Objective:
Your task is to copy the listing exactly, with the pictures left out.
::: Records for this task :::
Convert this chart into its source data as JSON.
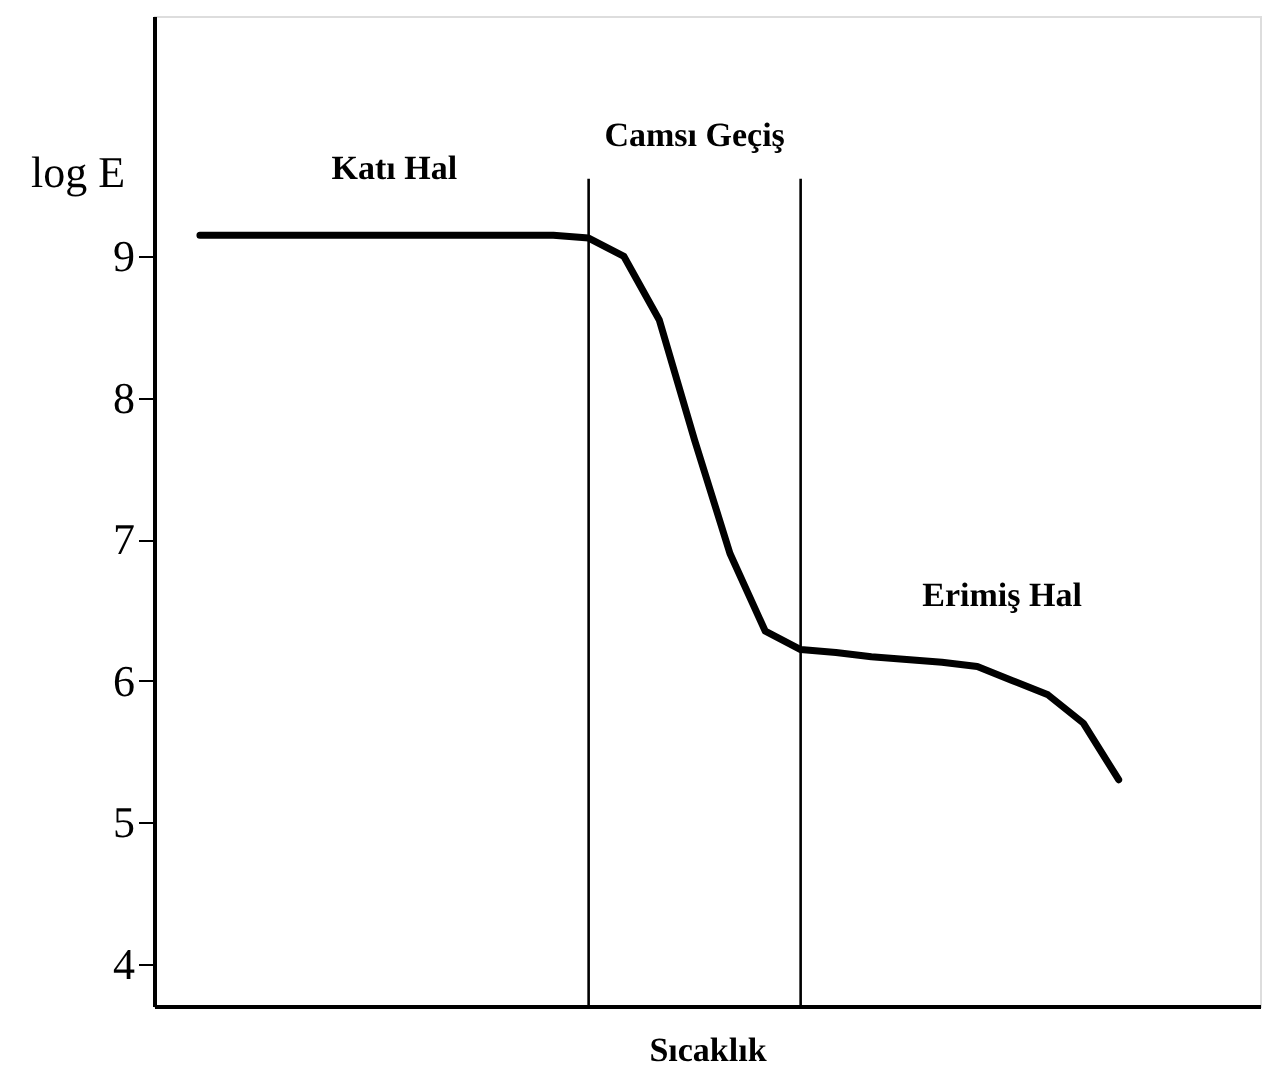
{
  "chart_data": {
    "type": "line",
    "ylabel": "log E",
    "xlabel": "Sıcaklık",
    "tick_labels": "y",
    "grid": false,
    "marker": "none",
    "line_style": "solid",
    "ylim": [
      3.7,
      10.7
    ],
    "yticks": [
      4,
      5,
      6,
      7,
      8,
      9
    ],
    "categories": [
      null,
      null,
      null,
      null,
      null,
      null,
      null,
      null,
      null,
      null,
      null,
      null,
      null,
      null,
      null,
      null,
      null,
      null,
      null,
      null,
      null,
      null,
      null,
      null,
      null,
      null,
      null
    ],
    "series": [
      {
        "color": "#000000",
        "values": [
          9.15,
          9.15,
          9.15,
          9.15,
          9.15,
          9.15,
          9.15,
          9.15,
          9.15,
          9.15,
          9.15,
          9.13,
          9.0,
          8.55,
          7.7,
          6.9,
          6.35,
          6.22,
          6.2,
          6.17,
          6.15,
          6.13,
          6.1,
          6.0,
          5.9,
          5.7,
          5.3
        ]
      }
    ],
    "annotations": [
      "Katı Hal",
      "Camsı Geçiş",
      "Erimiş Hal"
    ]
  }
}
:::
Result of the task:
Convert this chart into its source data as JSON.
{
  "chart_data": {
    "type": "line",
    "ylabel": "log E",
    "xlabel": "Sıcaklık",
    "tick_labels": "y",
    "grid": false,
    "marker": "none",
    "line_style": "solid",
    "ylim": [
      3.7,
      10.7
    ],
    "yticks": [
      4,
      5,
      6,
      7,
      8,
      9
    ],
    "categories": [
      null,
      null,
      null,
      null,
      null,
      null,
      null,
      null,
      null,
      null,
      null,
      null,
      null,
      null,
      null,
      null,
      null,
      null,
      null,
      null,
      null,
      null,
      null,
      null,
      null,
      null,
      null
    ],
    "series": [
      {
        "color": "#000000",
        "values": [
          9.15,
          9.15,
          9.15,
          9.15,
          9.15,
          9.15,
          9.15,
          9.15,
          9.15,
          9.15,
          9.15,
          9.13,
          9.0,
          8.55,
          7.7,
          6.9,
          6.35,
          6.22,
          6.2,
          6.17,
          6.15,
          6.13,
          6.1,
          6.0,
          5.9,
          5.7,
          5.3
        ]
      }
    ],
    "annotations": [
      "Katı Hal",
      "Camsı Geçiş",
      "Erimiş Hal"
    ]
  }
}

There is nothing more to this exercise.